- _MATERIAL_
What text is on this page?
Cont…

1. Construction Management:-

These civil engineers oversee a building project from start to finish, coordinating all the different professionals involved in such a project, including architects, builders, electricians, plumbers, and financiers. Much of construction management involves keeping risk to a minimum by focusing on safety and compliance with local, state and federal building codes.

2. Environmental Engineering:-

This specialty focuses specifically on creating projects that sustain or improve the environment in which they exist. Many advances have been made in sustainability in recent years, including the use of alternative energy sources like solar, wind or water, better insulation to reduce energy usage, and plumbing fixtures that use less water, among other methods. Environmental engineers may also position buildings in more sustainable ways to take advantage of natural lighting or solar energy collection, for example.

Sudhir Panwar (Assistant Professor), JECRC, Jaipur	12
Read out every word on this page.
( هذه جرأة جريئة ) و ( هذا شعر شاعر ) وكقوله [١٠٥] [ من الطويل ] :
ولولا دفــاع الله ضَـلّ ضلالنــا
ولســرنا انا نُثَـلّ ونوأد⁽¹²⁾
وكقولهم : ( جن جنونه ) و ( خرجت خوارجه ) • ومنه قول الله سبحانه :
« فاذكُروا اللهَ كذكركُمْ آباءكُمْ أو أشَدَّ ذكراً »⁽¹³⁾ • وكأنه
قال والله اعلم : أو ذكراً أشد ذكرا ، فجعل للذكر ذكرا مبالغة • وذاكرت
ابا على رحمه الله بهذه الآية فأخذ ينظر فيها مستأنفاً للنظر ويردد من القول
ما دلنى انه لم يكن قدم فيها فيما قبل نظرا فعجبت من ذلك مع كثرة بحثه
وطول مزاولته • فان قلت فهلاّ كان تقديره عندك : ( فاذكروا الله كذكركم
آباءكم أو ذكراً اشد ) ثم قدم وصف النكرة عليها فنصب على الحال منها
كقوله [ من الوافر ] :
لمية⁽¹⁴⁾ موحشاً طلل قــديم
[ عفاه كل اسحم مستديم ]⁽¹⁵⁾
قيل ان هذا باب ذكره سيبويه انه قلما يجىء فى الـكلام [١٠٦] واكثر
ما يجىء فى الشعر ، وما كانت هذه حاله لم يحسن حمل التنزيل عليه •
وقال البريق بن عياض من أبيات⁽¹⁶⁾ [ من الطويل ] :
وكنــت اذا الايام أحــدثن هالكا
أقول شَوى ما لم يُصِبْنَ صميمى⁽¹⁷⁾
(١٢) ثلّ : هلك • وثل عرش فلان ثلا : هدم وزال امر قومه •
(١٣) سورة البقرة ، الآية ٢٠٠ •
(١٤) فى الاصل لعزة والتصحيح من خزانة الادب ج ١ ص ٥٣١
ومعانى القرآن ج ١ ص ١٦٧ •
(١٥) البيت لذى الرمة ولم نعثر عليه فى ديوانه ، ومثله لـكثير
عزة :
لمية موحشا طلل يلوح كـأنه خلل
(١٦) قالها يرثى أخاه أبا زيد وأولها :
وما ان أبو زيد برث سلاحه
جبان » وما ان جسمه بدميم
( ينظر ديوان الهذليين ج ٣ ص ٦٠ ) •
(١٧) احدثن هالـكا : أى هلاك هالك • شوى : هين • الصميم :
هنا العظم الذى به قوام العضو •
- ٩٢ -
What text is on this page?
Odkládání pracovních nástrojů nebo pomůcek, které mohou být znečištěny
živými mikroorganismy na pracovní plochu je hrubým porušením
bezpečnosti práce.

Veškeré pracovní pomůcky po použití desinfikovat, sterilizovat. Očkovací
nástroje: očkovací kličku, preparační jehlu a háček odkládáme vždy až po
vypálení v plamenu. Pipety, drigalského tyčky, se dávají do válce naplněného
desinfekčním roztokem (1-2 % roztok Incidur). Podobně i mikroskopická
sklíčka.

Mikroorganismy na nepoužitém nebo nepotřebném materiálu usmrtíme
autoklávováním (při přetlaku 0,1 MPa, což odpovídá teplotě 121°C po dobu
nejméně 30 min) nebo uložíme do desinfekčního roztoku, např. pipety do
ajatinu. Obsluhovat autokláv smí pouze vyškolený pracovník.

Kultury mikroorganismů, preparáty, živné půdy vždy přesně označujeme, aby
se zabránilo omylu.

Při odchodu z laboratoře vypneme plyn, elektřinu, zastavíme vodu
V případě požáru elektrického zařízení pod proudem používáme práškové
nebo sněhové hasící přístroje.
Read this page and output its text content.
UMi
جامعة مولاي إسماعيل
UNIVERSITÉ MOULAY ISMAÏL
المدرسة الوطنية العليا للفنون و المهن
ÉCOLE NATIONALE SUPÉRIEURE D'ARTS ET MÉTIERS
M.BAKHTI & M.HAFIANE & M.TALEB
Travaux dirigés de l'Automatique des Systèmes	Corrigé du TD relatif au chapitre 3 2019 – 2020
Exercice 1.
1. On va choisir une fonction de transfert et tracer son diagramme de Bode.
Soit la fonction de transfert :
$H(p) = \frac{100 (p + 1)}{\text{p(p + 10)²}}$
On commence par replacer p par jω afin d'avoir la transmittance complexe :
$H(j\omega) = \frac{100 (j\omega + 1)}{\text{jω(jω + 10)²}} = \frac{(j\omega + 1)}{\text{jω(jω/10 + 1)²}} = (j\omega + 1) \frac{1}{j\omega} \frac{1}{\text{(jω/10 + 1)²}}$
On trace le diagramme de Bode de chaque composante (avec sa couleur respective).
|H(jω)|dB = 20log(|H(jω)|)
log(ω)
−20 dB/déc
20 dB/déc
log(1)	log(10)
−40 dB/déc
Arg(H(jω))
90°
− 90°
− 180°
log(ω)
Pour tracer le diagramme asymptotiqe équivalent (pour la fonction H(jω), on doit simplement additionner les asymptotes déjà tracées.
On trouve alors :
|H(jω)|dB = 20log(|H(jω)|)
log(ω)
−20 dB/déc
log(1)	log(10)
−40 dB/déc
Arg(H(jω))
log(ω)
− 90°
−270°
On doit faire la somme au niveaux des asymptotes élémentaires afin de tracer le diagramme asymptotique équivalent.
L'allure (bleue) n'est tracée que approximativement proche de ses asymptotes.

- _REQUIRED WORK_
Copy all the records above precisely.

- _SOLUTION FOR THIS PROBLEM_
What text is on this page?
Cont…

1. Construction Management:-

These civil engineers oversee a building project from start to finish, coordinating all the different professionals involved in such a project, including architects, builders, electricians, plumbers, and financiers. Much of construction management involves keeping risk to a minimum by focusing on safety and compliance with local, state and federal building codes.

2. Environmental Engineering:-

This specialty focuses specifically on creating projects that sustain or improve the environment in which they exist. Many advances have been made in sustainability in recent years, including the use of alternative energy sources like solar, wind or water, better insulation to reduce energy usage, and plumbing fixtures that use less water, among other methods. Environmental engineers may also position buildings in more sustainable ways to take advantage of natural lighting or solar energy collection, for example.

Sudhir Panwar (Assistant Professor), JECRC, Jaipur	12
Read out every word on this page.
( هذه جرأة جريئة ) و ( هذا شعر شاعر ) وكقوله [١٠٥] [ من الطويل ] :
ولولا دفــاع الله ضَـلّ ضلالنــا
ولســرنا انا نُثَـلّ ونوأد⁽¹²⁾
وكقولهم : ( جن جنونه ) و ( خرجت خوارجه ) • ومنه قول الله سبحانه :
« فاذكُروا اللهَ كذكركُمْ آباءكُمْ أو أشَدَّ ذكراً »⁽¹³⁾ • وكأنه
قال والله اعلم : أو ذكراً أشد ذكرا ، فجعل للذكر ذكرا مبالغة • وذاكرت
ابا على رحمه الله بهذه الآية فأخذ ينظر فيها مستأنفاً للنظر ويردد من القول
ما دلنى انه لم يكن قدم فيها فيما قبل نظرا فعجبت من ذلك مع كثرة بحثه
وطول مزاولته • فان قلت فهلاّ كان تقديره عندك : ( فاذكروا الله كذكركم
آباءكم أو ذكراً اشد ) ثم قدم وصف النكرة عليها فنصب على الحال منها
كقوله [ من الوافر ] :
لمية⁽¹⁴⁾ موحشاً طلل قــديم
[ عفاه كل اسحم مستديم ]⁽¹⁵⁾
قيل ان هذا باب ذكره سيبويه انه قلما يجىء فى الـكلام [١٠٦] واكثر
ما يجىء فى الشعر ، وما كانت هذه حاله لم يحسن حمل التنزيل عليه •
وقال البريق بن عياض من أبيات⁽¹⁶⁾ [ من الطويل ] :
وكنــت اذا الايام أحــدثن هالكا
أقول شَوى ما لم يُصِبْنَ صميمى⁽¹⁷⁾
(١٢) ثلّ : هلك • وثل عرش فلان ثلا : هدم وزال امر قومه •
(١٣) سورة البقرة ، الآية ٢٠٠ •
(١٤) فى الاصل لعزة والتصحيح من خزانة الادب ج ١ ص ٥٣١
ومعانى القرآن ج ١ ص ١٦٧ •
(١٥) البيت لذى الرمة ولم نعثر عليه فى ديوانه ، ومثله لـكثير
عزة :
لمية موحشا طلل يلوح كـأنه خلل
(١٦) قالها يرثى أخاه أبا زيد وأولها :
وما ان أبو زيد برث سلاحه
جبان » وما ان جسمه بدميم
( ينظر ديوان الهذليين ج ٣ ص ٦٠ ) •
(١٧) احدثن هالـكا : أى هلاك هالك • شوى : هين • الصميم :
هنا العظم الذى به قوام العضو •
- ٩٢ -
What text is on this page?
Odkládání pracovních nástrojů nebo pomůcek, které mohou být znečištěny
živými mikroorganismy na pracovní plochu je hrubým porušením
bezpečnosti práce.

Veškeré pracovní pomůcky po použití desinfikovat, sterilizovat. Očkovací
nástroje: očkovací kličku, preparační jehlu a háček odkládáme vždy až po
vypálení v plamenu. Pipety, drigalského tyčky, se dávají do válce naplněného
desinfekčním roztokem (1-2 % roztok Incidur). Podobně i mikroskopická
sklíčka.

Mikroorganismy na nepoužitém nebo nepotřebném materiálu usmrtíme
autoklávováním (při přetlaku 0,1 MPa, což odpovídá teplotě 121°C po dobu
nejméně 30 min) nebo uložíme do desinfekčního roztoku, např. pipety do
ajatinu. Obsluhovat autokláv smí pouze vyškolený pracovník.

Kultury mikroorganismů, preparáty, živné půdy vždy přesně označujeme, aby
se zabránilo omylu.

Při odchodu z laboratoře vypneme plyn, elektřinu, zastavíme vodu
V případě požáru elektrického zařízení pod proudem používáme práškové
nebo sněhové hasící přístroje.
Read this page and output its text content.
UMi
جامعة مولاي إسماعيل
UNIVERSITÉ MOULAY ISMAÏL
المدرسة الوطنية العليا للفنون و المهن
ÉCOLE NATIONALE SUPÉRIEURE D'ARTS ET MÉTIERS
M.BAKHTI & M.HAFIANE & M.TALEB
Travaux dirigés de l'Automatique des Systèmes	Corrigé du TD relatif au chapitre 3 2019 – 2020
Exercice 1.
1. On va choisir une fonction de transfert et tracer son diagramme de Bode.
Soit la fonction de transfert :
$H(p) = \frac{100 (p + 1)}{\text{p(p + 10)²}}$
On commence par replacer p par jω afin d'avoir la transmittance complexe :
$H(j\omega) = \frac{100 (j\omega + 1)}{\text{jω(jω + 10)²}} = \frac{(j\omega + 1)}{\text{jω(jω/10 + 1)²}} = (j\omega + 1) \frac{1}{j\omega} \frac{1}{\text{(jω/10 + 1)²}}$
On trace le diagramme de Bode de chaque composante (avec sa couleur respective).
|H(jω)|dB = 20log(|H(jω)|)
log(ω)
−20 dB/déc
20 dB/déc
log(1)	log(10)
−40 dB/déc
Arg(H(jω))
90°
− 90°
− 180°
log(ω)
Pour tracer le diagramme asymptotiqe équivalent (pour la fonction H(jω), on doit simplement additionner les asymptotes déjà tracées.
On trouve alors :
|H(jω)|dB = 20log(|H(jω)|)
log(ω)
−20 dB/déc
log(1)	log(10)
−40 dB/déc
Arg(H(jω))
log(ω)
− 90°
−270°
On doit faire la somme au niveaux des asymptotes élémentaires afin de tracer le diagramme asymptotique équivalent.
L'allure (bleue) n'est tracée que approximativement proche de ses asymptotes.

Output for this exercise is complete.